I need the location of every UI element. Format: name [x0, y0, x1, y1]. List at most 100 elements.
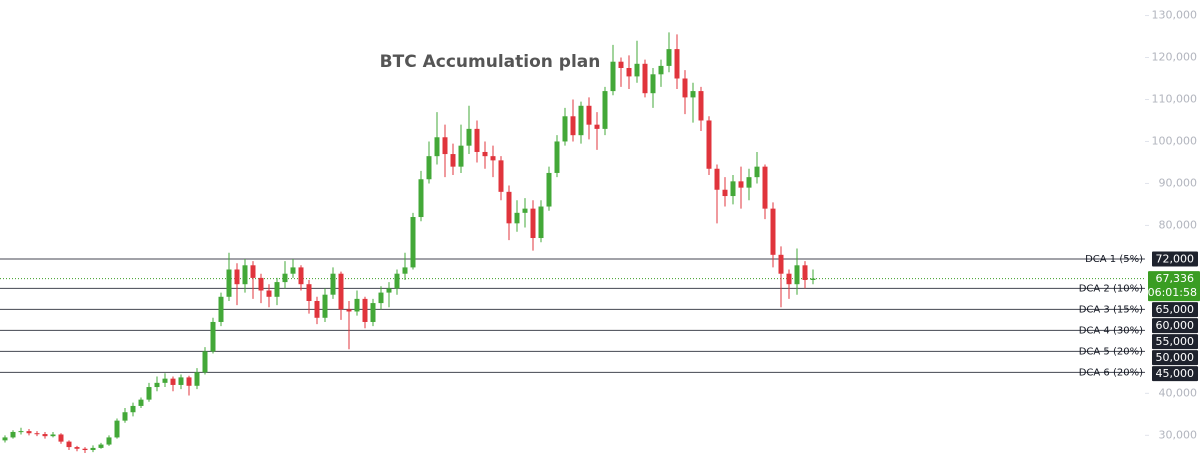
- candle-body: [770, 208, 776, 255]
- candle-body: [522, 208, 528, 213]
- candle-body: [466, 128, 472, 146]
- candle-body: [386, 288, 392, 293]
- level-label: DCA 5 (20%): [1079, 346, 1143, 357]
- candle-body: [74, 447, 80, 449]
- candle-body: [218, 296, 224, 322]
- candle-body: [226, 269, 232, 297]
- level-label: DCA 2 (10%): [1079, 283, 1143, 294]
- y-tick-label: 90,000: [1159, 176, 1198, 189]
- candle-body: [170, 378, 176, 385]
- candle-body: [706, 120, 712, 169]
- candle-body: [90, 447, 96, 451]
- candle-body: [18, 431, 24, 433]
- candle-body: [810, 278, 816, 280]
- candle-body: [434, 137, 440, 157]
- y-tick-label: 100,000: [1152, 134, 1198, 147]
- price-badge-label: 65,000: [1156, 303, 1195, 316]
- candle-body: [346, 309, 352, 312]
- candle-body: [82, 448, 88, 451]
- candle-body: [306, 284, 312, 301]
- candle-body: [50, 434, 56, 437]
- candle-body: [138, 399, 144, 406]
- level-label: DCA 3 (15%): [1079, 304, 1143, 315]
- candle-body: [746, 177, 752, 188]
- price-badge-label: 55,000: [1156, 335, 1195, 348]
- y-tick-label: 130,000: [1152, 9, 1198, 22]
- last-price-badge: [1148, 271, 1200, 302]
- candle-body: [162, 378, 168, 383]
- candle-body: [210, 321, 216, 352]
- price-badge-label: 45,000: [1156, 367, 1195, 380]
- candle-body: [34, 433, 40, 435]
- candle-body: [658, 65, 664, 75]
- candle-body: [570, 116, 576, 136]
- chart-title: BTC Accumulation plan: [380, 52, 601, 72]
- level-label: DCA 1 (5%): [1085, 254, 1143, 265]
- candle-body: [634, 63, 640, 77]
- y-tick-label: 30,000: [1159, 428, 1198, 441]
- candle-body: [458, 145, 464, 167]
- price-badge: [1152, 251, 1198, 267]
- candle-body: [610, 61, 616, 92]
- y-tick-label: 120,000: [1152, 51, 1198, 64]
- candle-body: [626, 68, 632, 77]
- candle-body: [258, 277, 264, 291]
- candle-body: [538, 206, 544, 239]
- candle-body: [426, 156, 432, 180]
- candle-body: [146, 387, 152, 400]
- candle-body: [378, 292, 384, 304]
- level-label: DCA 6 (20%): [1079, 367, 1143, 378]
- candle-body: [778, 254, 784, 274]
- candle-body: [506, 191, 512, 224]
- candle-body: [674, 49, 680, 79]
- candle-body: [482, 151, 488, 157]
- candle-body: [130, 405, 136, 413]
- candle-body: [738, 181, 744, 188]
- candle-body: [554, 141, 560, 173]
- candle-body: [642, 63, 648, 94]
- price-badge-label: 60,000: [1156, 319, 1195, 332]
- candle-body: [234, 269, 240, 285]
- candle-body: [762, 166, 768, 209]
- candle-body: [122, 412, 128, 421]
- candle-body: [474, 128, 480, 152]
- candle-body: [266, 290, 272, 297]
- candle-body: [514, 212, 520, 224]
- candle-body: [666, 49, 672, 66]
- candle-body: [530, 208, 536, 239]
- candle-body: [594, 124, 600, 129]
- candle-body: [802, 265, 808, 280]
- candle-body: [370, 303, 376, 322]
- candle-body: [282, 273, 288, 283]
- y-tick-label: 80,000: [1159, 218, 1198, 231]
- candle-body: [186, 377, 192, 386]
- candle-body: [322, 294, 328, 318]
- candle-body: [754, 166, 760, 178]
- candle-body: [714, 168, 720, 190]
- candle-body: [450, 154, 456, 167]
- candle-body: [58, 434, 64, 442]
- candle-body: [698, 91, 704, 121]
- y-tick-label: 110,000: [1152, 92, 1198, 105]
- price-badge: [1152, 350, 1198, 366]
- candle-body: [618, 61, 624, 69]
- level-label: DCA 4 (30%): [1079, 325, 1143, 336]
- candle-body: [546, 172, 552, 207]
- candle-body: [114, 420, 120, 438]
- candle-body: [722, 189, 728, 197]
- candle-body: [106, 437, 112, 445]
- candle-body: [10, 431, 16, 438]
- candle-body: [154, 382, 160, 388]
- candle-body: [442, 137, 448, 155]
- candle-body: [66, 441, 72, 448]
- candle-body: [602, 91, 608, 129]
- candle-body: [250, 265, 256, 278]
- price-badge-label: 72,000: [1156, 253, 1195, 266]
- candle-body: [794, 265, 800, 285]
- price-badge: [1152, 334, 1198, 350]
- candle-body: [314, 300, 320, 318]
- candle-body: [98, 444, 104, 448]
- candle-body: [242, 265, 248, 285]
- candle-body: [562, 116, 568, 142]
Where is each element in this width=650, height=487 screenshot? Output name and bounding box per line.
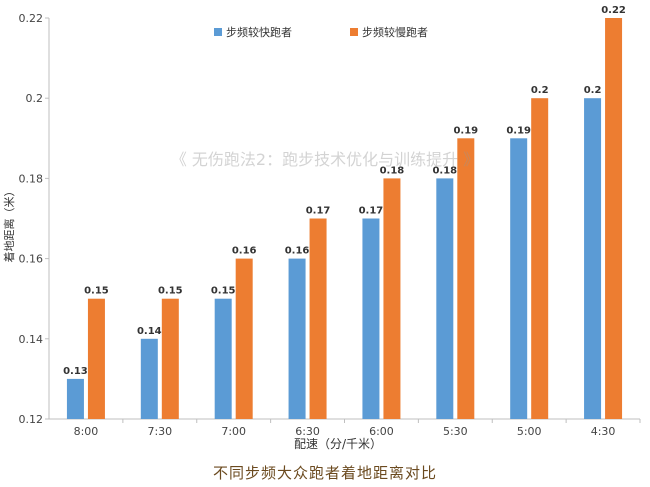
- y-tick-label: 0.16: [19, 253, 44, 266]
- bar-value-label: 0.17: [306, 206, 331, 217]
- x-tick-label: 4:30: [591, 425, 616, 438]
- legend-label: 步频较慢跑者: [362, 25, 428, 39]
- x-tick-label: 5:30: [443, 425, 468, 438]
- bar-value-label: 0.16: [232, 246, 257, 257]
- x-tick-label: 7:30: [147, 425, 172, 438]
- bar-value-label: 0.2: [531, 85, 549, 96]
- bar: [436, 178, 454, 419]
- x-tick-label: 5:00: [517, 425, 542, 438]
- bar: [605, 18, 623, 419]
- bar-value-label: 0.17: [359, 206, 384, 217]
- bar: [140, 338, 158, 419]
- bar-value-label: 0.15: [211, 286, 236, 297]
- bar: [214, 298, 232, 419]
- bar: [531, 98, 549, 419]
- bar-value-label: 0.15: [84, 286, 109, 297]
- y-tick-label: 0.18: [19, 172, 44, 185]
- bar-value-label: 0.19: [506, 125, 531, 136]
- bar-value-label: 0.13: [63, 366, 88, 377]
- bar: [457, 138, 475, 420]
- bars: [66, 18, 623, 420]
- bar: [383, 178, 401, 419]
- bar: [87, 298, 105, 419]
- bar: [66, 378, 84, 419]
- legend-swatch: [214, 28, 222, 36]
- watermark: 《 无伤跑法2：跑步技术优化与训练提升 》: [170, 150, 480, 169]
- bar: [235, 258, 253, 419]
- legend-swatch: [350, 28, 358, 36]
- figure-caption: 不同步频大众跑者着地距离对比: [212, 464, 437, 482]
- bar: [161, 298, 179, 419]
- bar-value-label: 0.16: [285, 246, 310, 257]
- x-axis-label: 配速（分/千米）: [294, 437, 382, 451]
- bar: [584, 98, 602, 419]
- bar: [309, 218, 327, 419]
- bar: [510, 138, 528, 420]
- x-tick-label: 8:00: [74, 425, 99, 438]
- bar: [362, 218, 380, 419]
- y-tick-label: 0.2: [26, 92, 44, 105]
- bar-value-label: 0.18: [380, 165, 405, 176]
- y-tick-label: 0.14: [19, 333, 44, 346]
- legend: 步频较快跑者 步频较慢跑者: [214, 25, 428, 39]
- bar-value-label: 0.15: [158, 286, 183, 297]
- bar-value-label: 0.22: [601, 5, 626, 16]
- legend-label: 步频较快跑者: [226, 25, 292, 39]
- y-tick-label: 0.12: [19, 413, 44, 426]
- bar-value-label: 0.19: [453, 125, 478, 136]
- data-labels: 0.13 0.15 0.14 0.15 0.15 0.16 0.16 0.17 0.17 0.18…: [63, 5, 626, 377]
- x-tick-label: 6:00: [369, 425, 394, 438]
- x-tick-label: 6:30: [295, 425, 320, 438]
- y-axis-label: 着地距离（米）: [2, 186, 16, 263]
- bar: [288, 258, 306, 419]
- bar-value-label: 0.14: [137, 326, 162, 337]
- bar-value-label: 0.2: [584, 85, 602, 96]
- y-tick-label: 0.22: [19, 12, 44, 25]
- bar-value-label: 0.18: [432, 165, 457, 176]
- x-tick-label: 7:00: [221, 425, 246, 438]
- axes: 0.12 0.14 0.16 0.18 0.2 0.22 8:00 7:30 7:00 6:30 6…: [19, 12, 641, 438]
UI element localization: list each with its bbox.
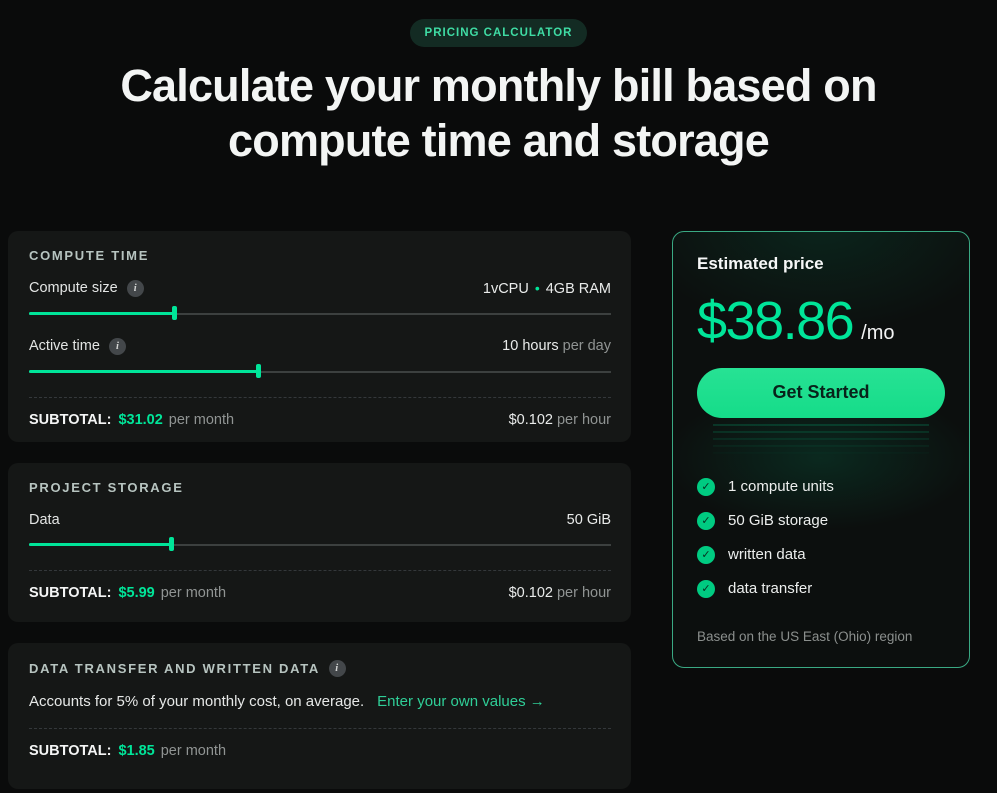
compute-time-title: COMPUTE TIME — [29, 247, 150, 263]
data-transfer-title-text: DATA TRANSFER AND WRITTEN DATA — [29, 660, 320, 676]
price-period: /mo — [861, 321, 895, 344]
subtotal-amount: $31.02 — [118, 411, 163, 428]
check-icon: ✓ — [697, 477, 715, 496]
feature-label: 50 GiB storage — [728, 512, 829, 530]
slider-fill — [29, 537, 174, 552]
subtotal-label: SUBTOTAL: — [29, 411, 112, 428]
estimated-price-title: Estimated price — [697, 253, 824, 273]
compute-subtotal-row: SUBTOTAL: $31.02 per month $0.102 per hour — [29, 398, 611, 442]
subtotal-period: per month — [168, 411, 235, 428]
storage-data-label-group: Data — [29, 512, 60, 528]
slider-fill — [29, 364, 261, 379]
feature-list: ✓ 1 compute units ✓ 50 GiB storage ✓ wri… — [697, 477, 945, 598]
compute-size-slider[interactable] — [29, 306, 611, 321]
slider-fill — [29, 306, 177, 321]
storage-rate: $0.102 per hour — [509, 585, 611, 601]
calculator-layout: COMPUTE TIME Compute size i 1vCPU • 4GB RA… — [8, 230, 970, 789]
compute-size-label-group: Compute size i — [29, 279, 144, 297]
subtotal-label: SUBTOTAL: — [29, 584, 112, 601]
feature-data-transfer: ✓ data transfer — [697, 579, 945, 598]
dashed-divider — [29, 727, 611, 729]
subtotal-amount: $5.99 — [118, 584, 155, 601]
rate-value: $0.102 — [508, 411, 553, 428]
compute-size-row: Compute size i 1vCPU • 4GB RAM — [29, 279, 611, 297]
active-time-label: Active time — [29, 338, 100, 355]
active-hours-unit: per day — [562, 338, 611, 355]
info-icon[interactable]: i — [126, 279, 144, 297]
enter-own-values-link[interactable]: Enter your own values → — [377, 692, 545, 710]
dashed-divider — [29, 396, 611, 398]
estimated-price-card: Estimated price $38.86 /mo Get Started ✓… — [672, 230, 970, 668]
data-transfer-card: DATA TRANSFER AND WRITTEN DATA i Account… — [8, 642, 631, 789]
active-time-label-group: Active time i — [29, 337, 126, 355]
project-storage-title: PROJECT STORAGE — [29, 479, 184, 495]
button-reflection-decoration — [713, 423, 929, 462]
transfer-subtotal: SUBTOTAL: $1.85 per month — [29, 743, 226, 759]
slider-thumb[interactable] — [171, 306, 177, 321]
storage-gib-value: 50 GiB — [566, 511, 611, 528]
hero-section: PRICING CALCULATOR Calculate your monthl… — [0, 0, 997, 169]
data-transfer-title: DATA TRANSFER AND WRITTEN DATA i — [29, 659, 611, 677]
compute-cpu-value: 1vCPU — [482, 280, 529, 297]
dashed-divider — [29, 569, 611, 571]
storage-data-label: Data — [29, 511, 60, 528]
subtotal-amount: $1.85 — [118, 742, 155, 759]
slider-track[interactable] — [29, 543, 611, 546]
storage-data-row: Data 50 GiB — [29, 512, 611, 528]
check-icon: ✓ — [697, 545, 715, 564]
pricing-calculator-badge: PRICING CALCULATOR — [409, 19, 588, 47]
page-title: Calculate your monthly bill based on comp… — [0, 59, 997, 169]
feature-written-data: ✓ written data — [697, 545, 945, 564]
storage-subtotal-row: SUBTOTAL: $5.99 per month $0.102 per hour — [29, 571, 611, 617]
check-icon: ✓ — [697, 579, 715, 598]
active-hours-value: 10 hours — [502, 338, 559, 355]
compute-ram-value: 4GB RAM — [545, 280, 611, 297]
storage-data-value: 50 GiB — [567, 512, 611, 528]
active-time-slider[interactable] — [29, 364, 611, 379]
page-title-line1: Calculate your monthly bill based on — [120, 60, 877, 111]
info-icon[interactable]: i — [108, 337, 126, 355]
feature-label: written data — [728, 546, 806, 564]
subtotal-label: SUBTOTAL: — [29, 742, 112, 759]
calculator-cards-column: COMPUTE TIME Compute size i 1vCPU • 4GB RA… — [8, 230, 631, 789]
feature-label: data transfer — [728, 580, 813, 598]
price-value: $38.86 — [697, 290, 855, 351]
transfer-subtotal-row: SUBTOTAL: $1.85 per month — [29, 729, 611, 775]
feature-label: 1 compute units — [728, 478, 834, 496]
subtotal-period: per month — [160, 742, 227, 759]
compute-time-card: COMPUTE TIME Compute size i 1vCPU • 4GB RA… — [8, 230, 631, 442]
slider-track[interactable] — [29, 312, 611, 315]
active-time-value: 10 hours per day — [502, 338, 611, 354]
compute-subtotal: SUBTOTAL: $31.02 per month — [29, 412, 234, 428]
check-icon: ✓ — [697, 511, 715, 530]
dot-separator-icon: • — [534, 279, 540, 296]
compute-rate: $0.102 per hour — [509, 412, 611, 428]
slider-thumb[interactable] — [168, 537, 174, 552]
region-note: Based on the US East (Ohio) region — [697, 628, 913, 644]
page-title-line2: compute time and storage — [228, 114, 770, 166]
feature-storage: ✓ 50 GiB storage — [697, 511, 945, 530]
compute-size-label: Compute size — [29, 280, 118, 297]
storage-subtotal: SUBTOTAL: $5.99 per month — [29, 585, 226, 601]
feature-compute-units: ✓ 1 compute units — [697, 477, 945, 496]
price-row: $38.86 /mo — [697, 290, 945, 352]
compute-size-value: 1vCPU • 4GB RAM — [483, 280, 611, 297]
rate-period: per hour — [556, 411, 611, 428]
rate-period: per hour — [556, 584, 611, 601]
storage-data-slider[interactable] — [29, 537, 611, 552]
info-icon[interactable]: i — [329, 659, 346, 677]
subtotal-period: per month — [160, 584, 227, 601]
slider-track[interactable] — [29, 370, 611, 373]
data-transfer-description: Accounts for 5% of your monthly cost, on… — [29, 692, 365, 710]
get-started-button[interactable]: Get Started — [697, 367, 945, 418]
data-transfer-description-row: Accounts for 5% of your monthly cost, on… — [29, 693, 611, 710]
rate-value: $0.102 — [508, 584, 553, 601]
slider-thumb[interactable] — [255, 364, 261, 379]
active-time-row: Active time i 10 hours per day — [29, 337, 611, 355]
project-storage-card: PROJECT STORAGE Data 50 GiB SUBTOTAL: $5.… — [8, 462, 631, 622]
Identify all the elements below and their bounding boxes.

Set exercise: Reproduce the lines of the listing above verbatim, starting with the line containing "- candle-body: [770, 208, 776, 255]" and going on through the line containing "- level-label: DCA 1".

Completed exercise:
- candle-body: [770, 208, 776, 255]
- candle-body: [522, 208, 528, 213]
- candle-body: [466, 128, 472, 146]
- candle-body: [386, 288, 392, 293]
- level-label: DCA 5 (20%): [1079, 346, 1143, 357]
- candle-body: [74, 447, 80, 449]
- candle-body: [218, 296, 224, 322]
- candle-body: [226, 269, 232, 297]
- level-label: DCA 2 (10%): [1079, 283, 1143, 294]
- y-tick-label: 90,000: [1159, 176, 1198, 189]
- candle-body: [170, 378, 176, 385]
- candle-body: [706, 120, 712, 169]
- candle-body: [90, 447, 96, 451]
- candle-body: [18, 431, 24, 433]
- candle-body: [810, 278, 816, 280]
- candle-body: [434, 137, 440, 157]
- y-tick-label: 100,000: [1152, 134, 1198, 147]
- price-badge-label: 65,000: [1156, 303, 1195, 316]
- candle-body: [346, 309, 352, 312]
- candle-body: [82, 448, 88, 451]
- candle-body: [306, 284, 312, 301]
- candle-body: [50, 434, 56, 437]
- candle-body: [138, 399, 144, 406]
- level-label: DCA 3 (15%): [1079, 304, 1143, 315]
- candle-body: [746, 177, 752, 188]
- price-badge-label: 55,000: [1156, 335, 1195, 348]
- y-tick-label: 130,000: [1152, 9, 1198, 22]
- last-price-badge: [1148, 271, 1200, 302]
- candle-body: [162, 378, 168, 383]
- candle-body: [210, 321, 216, 352]
- price-badge-label: 45,000: [1156, 367, 1195, 380]
- candle-body: [34, 433, 40, 435]
- candle-body: [658, 65, 664, 75]
- candle-body: [570, 116, 576, 136]
- chart-title: BTC Accumulation plan: [380, 52, 601, 72]
- level-label: DCA 1 (5%): [1085, 254, 1143, 265]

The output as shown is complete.